- [Figure data in JSON]:
━━━━━━
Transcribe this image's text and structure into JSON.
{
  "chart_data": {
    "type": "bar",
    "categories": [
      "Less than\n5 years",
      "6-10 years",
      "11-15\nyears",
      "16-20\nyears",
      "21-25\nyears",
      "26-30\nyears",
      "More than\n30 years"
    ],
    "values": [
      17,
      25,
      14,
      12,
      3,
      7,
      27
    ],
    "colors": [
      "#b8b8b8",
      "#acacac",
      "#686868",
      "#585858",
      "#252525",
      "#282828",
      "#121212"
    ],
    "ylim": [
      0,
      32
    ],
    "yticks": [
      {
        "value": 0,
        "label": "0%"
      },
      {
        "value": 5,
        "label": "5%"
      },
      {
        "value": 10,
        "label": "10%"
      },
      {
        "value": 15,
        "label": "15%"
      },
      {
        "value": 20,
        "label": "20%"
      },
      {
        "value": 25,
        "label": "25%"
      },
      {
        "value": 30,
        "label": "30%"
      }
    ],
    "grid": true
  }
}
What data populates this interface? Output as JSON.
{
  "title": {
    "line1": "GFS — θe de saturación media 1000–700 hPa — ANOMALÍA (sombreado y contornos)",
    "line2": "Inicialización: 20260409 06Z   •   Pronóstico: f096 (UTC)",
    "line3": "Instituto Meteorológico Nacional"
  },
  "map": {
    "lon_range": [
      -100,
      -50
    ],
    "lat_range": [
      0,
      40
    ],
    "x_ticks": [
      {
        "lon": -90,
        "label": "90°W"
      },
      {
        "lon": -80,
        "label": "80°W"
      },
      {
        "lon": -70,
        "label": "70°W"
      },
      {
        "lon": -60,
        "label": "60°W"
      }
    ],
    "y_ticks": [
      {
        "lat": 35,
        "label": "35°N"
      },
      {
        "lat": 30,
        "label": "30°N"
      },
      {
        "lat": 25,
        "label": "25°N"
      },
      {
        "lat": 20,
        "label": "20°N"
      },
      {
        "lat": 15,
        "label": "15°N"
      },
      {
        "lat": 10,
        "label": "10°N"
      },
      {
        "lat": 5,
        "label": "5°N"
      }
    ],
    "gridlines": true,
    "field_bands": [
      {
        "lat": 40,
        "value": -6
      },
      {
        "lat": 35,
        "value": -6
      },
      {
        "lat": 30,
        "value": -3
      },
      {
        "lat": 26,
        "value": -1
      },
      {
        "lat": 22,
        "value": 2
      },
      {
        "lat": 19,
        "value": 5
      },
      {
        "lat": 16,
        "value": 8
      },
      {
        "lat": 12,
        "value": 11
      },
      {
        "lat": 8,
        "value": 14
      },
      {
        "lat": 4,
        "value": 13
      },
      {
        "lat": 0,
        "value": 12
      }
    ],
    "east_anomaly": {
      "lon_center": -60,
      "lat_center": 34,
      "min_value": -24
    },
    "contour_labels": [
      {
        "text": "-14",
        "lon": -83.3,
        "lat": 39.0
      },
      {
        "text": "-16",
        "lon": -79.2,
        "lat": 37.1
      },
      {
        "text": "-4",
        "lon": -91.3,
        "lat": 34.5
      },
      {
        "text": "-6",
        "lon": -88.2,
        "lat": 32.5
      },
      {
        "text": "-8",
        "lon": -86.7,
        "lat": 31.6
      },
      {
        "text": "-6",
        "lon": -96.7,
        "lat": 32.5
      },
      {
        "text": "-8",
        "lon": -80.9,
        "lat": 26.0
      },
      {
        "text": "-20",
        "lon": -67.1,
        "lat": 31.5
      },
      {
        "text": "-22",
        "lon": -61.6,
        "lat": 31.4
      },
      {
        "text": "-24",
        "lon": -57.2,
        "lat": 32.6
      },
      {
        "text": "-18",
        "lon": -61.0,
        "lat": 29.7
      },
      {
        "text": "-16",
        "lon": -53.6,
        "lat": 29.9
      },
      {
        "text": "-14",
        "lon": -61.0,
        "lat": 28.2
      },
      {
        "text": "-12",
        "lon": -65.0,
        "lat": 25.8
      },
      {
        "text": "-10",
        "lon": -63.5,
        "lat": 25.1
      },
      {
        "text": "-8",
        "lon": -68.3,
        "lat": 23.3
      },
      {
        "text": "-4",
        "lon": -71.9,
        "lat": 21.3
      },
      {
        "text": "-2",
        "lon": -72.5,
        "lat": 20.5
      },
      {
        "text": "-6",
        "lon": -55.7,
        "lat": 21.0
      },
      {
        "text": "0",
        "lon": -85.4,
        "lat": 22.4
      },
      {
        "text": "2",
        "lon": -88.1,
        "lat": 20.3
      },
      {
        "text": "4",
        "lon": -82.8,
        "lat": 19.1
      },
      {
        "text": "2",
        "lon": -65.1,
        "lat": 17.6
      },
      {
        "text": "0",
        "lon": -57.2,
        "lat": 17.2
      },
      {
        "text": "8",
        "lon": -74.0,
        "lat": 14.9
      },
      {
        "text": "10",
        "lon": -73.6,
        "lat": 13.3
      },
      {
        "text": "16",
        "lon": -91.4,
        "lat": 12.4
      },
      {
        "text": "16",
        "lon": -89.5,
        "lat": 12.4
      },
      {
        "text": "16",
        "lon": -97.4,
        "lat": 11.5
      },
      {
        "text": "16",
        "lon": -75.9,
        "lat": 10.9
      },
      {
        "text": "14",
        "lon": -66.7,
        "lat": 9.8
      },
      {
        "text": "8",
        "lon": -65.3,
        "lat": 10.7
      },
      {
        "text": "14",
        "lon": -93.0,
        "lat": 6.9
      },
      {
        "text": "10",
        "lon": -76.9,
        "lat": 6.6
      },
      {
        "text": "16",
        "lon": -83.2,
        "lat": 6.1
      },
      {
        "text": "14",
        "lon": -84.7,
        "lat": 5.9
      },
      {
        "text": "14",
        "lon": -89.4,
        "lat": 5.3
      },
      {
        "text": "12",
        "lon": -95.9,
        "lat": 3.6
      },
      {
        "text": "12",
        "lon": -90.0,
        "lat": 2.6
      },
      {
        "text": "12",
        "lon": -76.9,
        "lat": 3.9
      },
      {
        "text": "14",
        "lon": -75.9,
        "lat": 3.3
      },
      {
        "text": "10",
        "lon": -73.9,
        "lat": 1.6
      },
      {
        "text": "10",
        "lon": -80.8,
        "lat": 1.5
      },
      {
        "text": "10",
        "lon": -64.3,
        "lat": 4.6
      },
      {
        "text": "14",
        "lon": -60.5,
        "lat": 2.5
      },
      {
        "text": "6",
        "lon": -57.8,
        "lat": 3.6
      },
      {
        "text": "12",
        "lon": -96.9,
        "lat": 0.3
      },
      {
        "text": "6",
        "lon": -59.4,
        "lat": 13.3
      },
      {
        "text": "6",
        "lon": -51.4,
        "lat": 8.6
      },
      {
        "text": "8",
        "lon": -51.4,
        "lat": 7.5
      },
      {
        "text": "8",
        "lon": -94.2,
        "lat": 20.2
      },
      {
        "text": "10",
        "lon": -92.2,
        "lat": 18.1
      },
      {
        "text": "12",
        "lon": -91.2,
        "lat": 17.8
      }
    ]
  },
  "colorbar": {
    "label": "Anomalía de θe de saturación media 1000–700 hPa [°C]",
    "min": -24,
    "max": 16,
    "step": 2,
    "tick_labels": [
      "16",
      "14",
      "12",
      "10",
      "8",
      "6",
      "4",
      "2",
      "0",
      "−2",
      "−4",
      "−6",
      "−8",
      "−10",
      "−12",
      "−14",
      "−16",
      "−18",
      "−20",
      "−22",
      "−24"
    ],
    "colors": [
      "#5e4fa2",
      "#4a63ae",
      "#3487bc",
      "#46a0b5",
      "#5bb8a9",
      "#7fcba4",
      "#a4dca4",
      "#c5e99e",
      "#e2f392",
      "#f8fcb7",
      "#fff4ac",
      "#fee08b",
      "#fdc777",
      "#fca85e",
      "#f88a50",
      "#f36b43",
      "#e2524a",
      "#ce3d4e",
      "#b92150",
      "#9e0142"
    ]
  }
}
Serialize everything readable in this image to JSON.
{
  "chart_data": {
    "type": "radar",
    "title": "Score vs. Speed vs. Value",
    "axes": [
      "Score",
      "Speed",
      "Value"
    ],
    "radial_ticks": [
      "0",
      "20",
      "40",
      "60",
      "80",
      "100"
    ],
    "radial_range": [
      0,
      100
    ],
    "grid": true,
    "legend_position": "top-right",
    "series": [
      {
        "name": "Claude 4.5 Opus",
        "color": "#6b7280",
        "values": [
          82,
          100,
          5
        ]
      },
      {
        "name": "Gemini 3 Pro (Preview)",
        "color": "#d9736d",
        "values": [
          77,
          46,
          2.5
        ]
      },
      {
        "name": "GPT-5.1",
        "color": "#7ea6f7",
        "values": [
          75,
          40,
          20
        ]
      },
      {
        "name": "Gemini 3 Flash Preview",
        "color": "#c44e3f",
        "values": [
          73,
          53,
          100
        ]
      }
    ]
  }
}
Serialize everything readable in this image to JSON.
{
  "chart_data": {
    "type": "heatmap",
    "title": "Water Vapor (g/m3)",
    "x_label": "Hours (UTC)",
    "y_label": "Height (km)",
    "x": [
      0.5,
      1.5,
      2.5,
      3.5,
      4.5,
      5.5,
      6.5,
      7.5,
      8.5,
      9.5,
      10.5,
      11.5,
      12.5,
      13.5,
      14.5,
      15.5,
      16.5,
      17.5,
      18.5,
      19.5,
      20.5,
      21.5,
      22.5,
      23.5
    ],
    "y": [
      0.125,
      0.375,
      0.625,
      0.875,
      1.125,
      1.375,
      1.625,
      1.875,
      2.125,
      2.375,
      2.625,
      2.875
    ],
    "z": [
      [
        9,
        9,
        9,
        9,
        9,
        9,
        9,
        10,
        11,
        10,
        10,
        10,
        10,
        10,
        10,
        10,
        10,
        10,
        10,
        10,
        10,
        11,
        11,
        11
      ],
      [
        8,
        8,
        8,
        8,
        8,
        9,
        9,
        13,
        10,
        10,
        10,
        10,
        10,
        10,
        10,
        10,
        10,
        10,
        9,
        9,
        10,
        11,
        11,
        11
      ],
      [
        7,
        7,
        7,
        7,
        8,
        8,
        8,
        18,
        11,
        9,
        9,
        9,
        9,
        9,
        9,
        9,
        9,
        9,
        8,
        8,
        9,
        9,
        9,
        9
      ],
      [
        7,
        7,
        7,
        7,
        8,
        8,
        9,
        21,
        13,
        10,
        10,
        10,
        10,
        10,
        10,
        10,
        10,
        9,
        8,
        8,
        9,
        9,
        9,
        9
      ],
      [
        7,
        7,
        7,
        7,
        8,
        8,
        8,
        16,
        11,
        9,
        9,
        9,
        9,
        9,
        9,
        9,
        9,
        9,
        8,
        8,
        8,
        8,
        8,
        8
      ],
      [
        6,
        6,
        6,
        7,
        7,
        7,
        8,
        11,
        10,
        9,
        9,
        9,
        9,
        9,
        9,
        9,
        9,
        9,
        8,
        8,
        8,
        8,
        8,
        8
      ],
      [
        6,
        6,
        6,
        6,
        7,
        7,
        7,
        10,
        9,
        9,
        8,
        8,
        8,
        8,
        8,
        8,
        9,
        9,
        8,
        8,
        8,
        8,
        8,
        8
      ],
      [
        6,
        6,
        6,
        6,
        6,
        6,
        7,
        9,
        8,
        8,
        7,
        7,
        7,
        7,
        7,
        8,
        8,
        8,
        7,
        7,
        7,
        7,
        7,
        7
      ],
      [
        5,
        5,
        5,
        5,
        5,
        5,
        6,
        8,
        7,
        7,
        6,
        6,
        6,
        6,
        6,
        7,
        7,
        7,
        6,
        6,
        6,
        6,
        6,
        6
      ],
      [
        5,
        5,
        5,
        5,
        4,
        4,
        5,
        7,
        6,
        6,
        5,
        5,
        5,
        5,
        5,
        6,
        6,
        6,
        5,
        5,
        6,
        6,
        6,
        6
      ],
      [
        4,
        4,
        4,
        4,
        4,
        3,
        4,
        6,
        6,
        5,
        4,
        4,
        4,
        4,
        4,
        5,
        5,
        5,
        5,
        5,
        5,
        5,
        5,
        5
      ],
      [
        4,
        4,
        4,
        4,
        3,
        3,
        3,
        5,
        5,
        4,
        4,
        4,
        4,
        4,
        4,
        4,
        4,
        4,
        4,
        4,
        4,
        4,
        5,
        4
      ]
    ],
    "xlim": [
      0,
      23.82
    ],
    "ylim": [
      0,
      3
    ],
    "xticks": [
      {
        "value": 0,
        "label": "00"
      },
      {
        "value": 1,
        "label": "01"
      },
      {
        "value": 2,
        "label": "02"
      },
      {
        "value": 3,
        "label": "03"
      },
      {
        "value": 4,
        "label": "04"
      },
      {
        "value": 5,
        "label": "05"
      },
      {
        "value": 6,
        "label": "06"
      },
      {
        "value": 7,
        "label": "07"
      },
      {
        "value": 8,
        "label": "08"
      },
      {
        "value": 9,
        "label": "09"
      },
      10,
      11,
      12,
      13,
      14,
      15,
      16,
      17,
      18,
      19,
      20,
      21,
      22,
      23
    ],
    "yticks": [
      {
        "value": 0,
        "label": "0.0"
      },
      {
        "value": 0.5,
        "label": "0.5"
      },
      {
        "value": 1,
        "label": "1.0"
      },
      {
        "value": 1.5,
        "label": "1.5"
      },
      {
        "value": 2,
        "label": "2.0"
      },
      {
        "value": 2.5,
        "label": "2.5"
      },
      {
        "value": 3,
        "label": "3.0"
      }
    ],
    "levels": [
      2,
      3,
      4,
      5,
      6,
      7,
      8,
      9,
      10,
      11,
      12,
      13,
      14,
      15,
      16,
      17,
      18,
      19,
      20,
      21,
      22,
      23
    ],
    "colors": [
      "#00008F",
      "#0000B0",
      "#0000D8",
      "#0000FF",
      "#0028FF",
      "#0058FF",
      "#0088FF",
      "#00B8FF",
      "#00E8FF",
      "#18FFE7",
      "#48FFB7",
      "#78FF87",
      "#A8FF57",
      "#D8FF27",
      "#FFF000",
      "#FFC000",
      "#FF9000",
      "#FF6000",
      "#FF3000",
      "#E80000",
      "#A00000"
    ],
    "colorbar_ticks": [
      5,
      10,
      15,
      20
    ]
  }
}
━━━━━━
- [Prompt]:
Copy every line from the entries that contains the word "title".

- [Expected answer]:
  "title": {
    "title": "Score vs. Speed vs. Value",
    "title": "Water Vapor (g/m3)",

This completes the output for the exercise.